TO DO »
Show every line of the records below that contains the word "this".

[Extracts from a graphics dataset]
============================================================

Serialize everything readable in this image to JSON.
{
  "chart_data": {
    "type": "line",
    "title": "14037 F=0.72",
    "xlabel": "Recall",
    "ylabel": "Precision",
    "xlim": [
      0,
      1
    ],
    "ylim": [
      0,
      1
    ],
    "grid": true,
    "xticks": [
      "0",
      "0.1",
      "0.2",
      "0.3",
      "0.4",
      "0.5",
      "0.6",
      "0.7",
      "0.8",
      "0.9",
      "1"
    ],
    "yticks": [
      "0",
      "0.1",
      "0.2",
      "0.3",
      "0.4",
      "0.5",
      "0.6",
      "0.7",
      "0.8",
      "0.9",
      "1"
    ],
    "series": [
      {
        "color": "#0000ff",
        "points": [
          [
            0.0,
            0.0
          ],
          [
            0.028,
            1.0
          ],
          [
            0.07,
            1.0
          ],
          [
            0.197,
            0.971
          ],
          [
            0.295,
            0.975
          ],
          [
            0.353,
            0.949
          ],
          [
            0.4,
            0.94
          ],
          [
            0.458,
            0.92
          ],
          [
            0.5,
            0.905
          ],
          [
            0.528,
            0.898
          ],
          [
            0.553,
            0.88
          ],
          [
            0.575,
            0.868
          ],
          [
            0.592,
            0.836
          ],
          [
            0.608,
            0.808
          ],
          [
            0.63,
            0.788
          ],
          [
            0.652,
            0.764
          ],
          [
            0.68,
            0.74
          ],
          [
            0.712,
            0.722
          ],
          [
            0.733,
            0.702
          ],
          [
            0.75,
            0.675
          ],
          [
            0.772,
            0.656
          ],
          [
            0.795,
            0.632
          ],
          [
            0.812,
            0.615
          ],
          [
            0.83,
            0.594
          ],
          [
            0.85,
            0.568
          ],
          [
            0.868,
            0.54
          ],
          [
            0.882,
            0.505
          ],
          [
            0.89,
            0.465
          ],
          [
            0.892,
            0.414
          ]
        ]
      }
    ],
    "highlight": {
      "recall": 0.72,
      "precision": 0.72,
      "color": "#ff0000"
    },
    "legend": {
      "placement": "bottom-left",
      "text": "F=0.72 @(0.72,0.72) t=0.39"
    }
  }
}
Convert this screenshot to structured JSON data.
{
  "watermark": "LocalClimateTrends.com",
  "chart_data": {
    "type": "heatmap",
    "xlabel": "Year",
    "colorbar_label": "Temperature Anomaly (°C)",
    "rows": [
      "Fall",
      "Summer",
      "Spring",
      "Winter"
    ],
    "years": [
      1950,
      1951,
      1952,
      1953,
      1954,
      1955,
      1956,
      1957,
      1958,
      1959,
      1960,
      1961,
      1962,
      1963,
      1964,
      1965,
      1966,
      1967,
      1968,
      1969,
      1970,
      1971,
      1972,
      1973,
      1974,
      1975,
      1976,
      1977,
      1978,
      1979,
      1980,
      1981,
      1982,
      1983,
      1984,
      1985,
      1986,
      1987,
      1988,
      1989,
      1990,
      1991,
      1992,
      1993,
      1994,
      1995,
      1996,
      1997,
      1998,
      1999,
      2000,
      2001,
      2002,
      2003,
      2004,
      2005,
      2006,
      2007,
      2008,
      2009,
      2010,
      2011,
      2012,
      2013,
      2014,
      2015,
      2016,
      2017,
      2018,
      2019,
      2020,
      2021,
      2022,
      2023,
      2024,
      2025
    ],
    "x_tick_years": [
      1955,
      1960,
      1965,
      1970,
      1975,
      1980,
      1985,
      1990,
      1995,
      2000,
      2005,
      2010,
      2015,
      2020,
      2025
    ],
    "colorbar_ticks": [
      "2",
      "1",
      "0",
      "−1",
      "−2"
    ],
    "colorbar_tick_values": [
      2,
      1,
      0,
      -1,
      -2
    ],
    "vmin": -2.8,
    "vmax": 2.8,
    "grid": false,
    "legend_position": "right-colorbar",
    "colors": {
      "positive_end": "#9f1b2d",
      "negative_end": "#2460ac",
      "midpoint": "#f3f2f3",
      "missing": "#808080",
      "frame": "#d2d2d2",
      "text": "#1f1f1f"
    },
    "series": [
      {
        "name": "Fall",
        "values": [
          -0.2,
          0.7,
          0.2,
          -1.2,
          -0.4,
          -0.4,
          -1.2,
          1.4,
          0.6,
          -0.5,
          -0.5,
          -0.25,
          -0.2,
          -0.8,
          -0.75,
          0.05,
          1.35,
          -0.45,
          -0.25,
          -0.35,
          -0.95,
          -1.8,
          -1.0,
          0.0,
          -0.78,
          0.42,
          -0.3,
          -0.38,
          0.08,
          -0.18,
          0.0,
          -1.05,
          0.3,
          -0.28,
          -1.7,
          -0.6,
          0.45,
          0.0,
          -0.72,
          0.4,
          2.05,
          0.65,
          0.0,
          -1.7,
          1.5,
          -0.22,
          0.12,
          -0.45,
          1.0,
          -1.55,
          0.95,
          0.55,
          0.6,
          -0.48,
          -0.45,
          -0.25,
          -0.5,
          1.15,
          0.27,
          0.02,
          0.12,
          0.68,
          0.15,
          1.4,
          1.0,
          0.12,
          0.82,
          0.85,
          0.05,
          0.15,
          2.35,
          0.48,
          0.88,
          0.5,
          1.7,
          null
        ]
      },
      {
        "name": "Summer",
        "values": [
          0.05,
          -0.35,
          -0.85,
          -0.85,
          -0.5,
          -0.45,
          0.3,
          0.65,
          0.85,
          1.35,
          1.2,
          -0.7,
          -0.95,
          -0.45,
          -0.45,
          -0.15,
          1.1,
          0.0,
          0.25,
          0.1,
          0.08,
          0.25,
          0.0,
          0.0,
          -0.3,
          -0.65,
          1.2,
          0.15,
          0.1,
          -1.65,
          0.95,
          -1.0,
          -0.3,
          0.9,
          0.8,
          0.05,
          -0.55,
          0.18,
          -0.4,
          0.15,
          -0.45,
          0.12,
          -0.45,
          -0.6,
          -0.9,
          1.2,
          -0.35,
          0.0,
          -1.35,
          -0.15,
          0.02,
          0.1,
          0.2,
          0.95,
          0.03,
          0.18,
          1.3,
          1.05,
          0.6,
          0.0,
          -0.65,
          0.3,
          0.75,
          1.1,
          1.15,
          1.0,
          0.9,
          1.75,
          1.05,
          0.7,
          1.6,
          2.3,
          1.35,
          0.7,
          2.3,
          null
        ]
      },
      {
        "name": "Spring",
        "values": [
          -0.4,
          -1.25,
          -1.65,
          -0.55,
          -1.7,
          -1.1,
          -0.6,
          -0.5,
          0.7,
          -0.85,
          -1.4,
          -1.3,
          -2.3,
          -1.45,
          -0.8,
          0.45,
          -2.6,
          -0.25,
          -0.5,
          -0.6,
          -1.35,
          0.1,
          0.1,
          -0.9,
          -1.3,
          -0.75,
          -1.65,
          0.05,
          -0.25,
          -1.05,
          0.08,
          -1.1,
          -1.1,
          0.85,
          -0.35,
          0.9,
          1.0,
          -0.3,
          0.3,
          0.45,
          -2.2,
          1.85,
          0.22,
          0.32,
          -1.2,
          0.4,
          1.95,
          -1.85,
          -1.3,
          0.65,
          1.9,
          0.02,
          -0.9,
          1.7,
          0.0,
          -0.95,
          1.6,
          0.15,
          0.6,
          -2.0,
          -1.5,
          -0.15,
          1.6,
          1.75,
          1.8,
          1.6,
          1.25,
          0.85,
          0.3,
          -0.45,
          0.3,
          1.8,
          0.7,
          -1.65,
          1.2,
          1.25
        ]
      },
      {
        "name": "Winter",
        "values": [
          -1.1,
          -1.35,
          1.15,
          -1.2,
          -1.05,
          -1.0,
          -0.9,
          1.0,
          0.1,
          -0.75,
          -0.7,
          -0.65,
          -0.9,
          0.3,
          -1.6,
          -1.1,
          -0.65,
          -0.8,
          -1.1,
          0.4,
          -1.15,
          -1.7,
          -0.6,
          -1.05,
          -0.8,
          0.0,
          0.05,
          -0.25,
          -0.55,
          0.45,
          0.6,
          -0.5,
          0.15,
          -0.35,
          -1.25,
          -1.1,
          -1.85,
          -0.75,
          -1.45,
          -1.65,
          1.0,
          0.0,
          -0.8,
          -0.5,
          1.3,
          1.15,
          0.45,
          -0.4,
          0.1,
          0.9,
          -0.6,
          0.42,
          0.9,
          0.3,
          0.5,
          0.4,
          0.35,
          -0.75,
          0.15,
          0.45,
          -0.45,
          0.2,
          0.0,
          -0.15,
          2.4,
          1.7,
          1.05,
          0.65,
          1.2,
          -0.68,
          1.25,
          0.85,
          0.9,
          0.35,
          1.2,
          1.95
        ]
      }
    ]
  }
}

============================================================

CORRECT RESPONSE »
Serialize everything readable in this image to JSON.
Convert this screenshot to structured JSON data.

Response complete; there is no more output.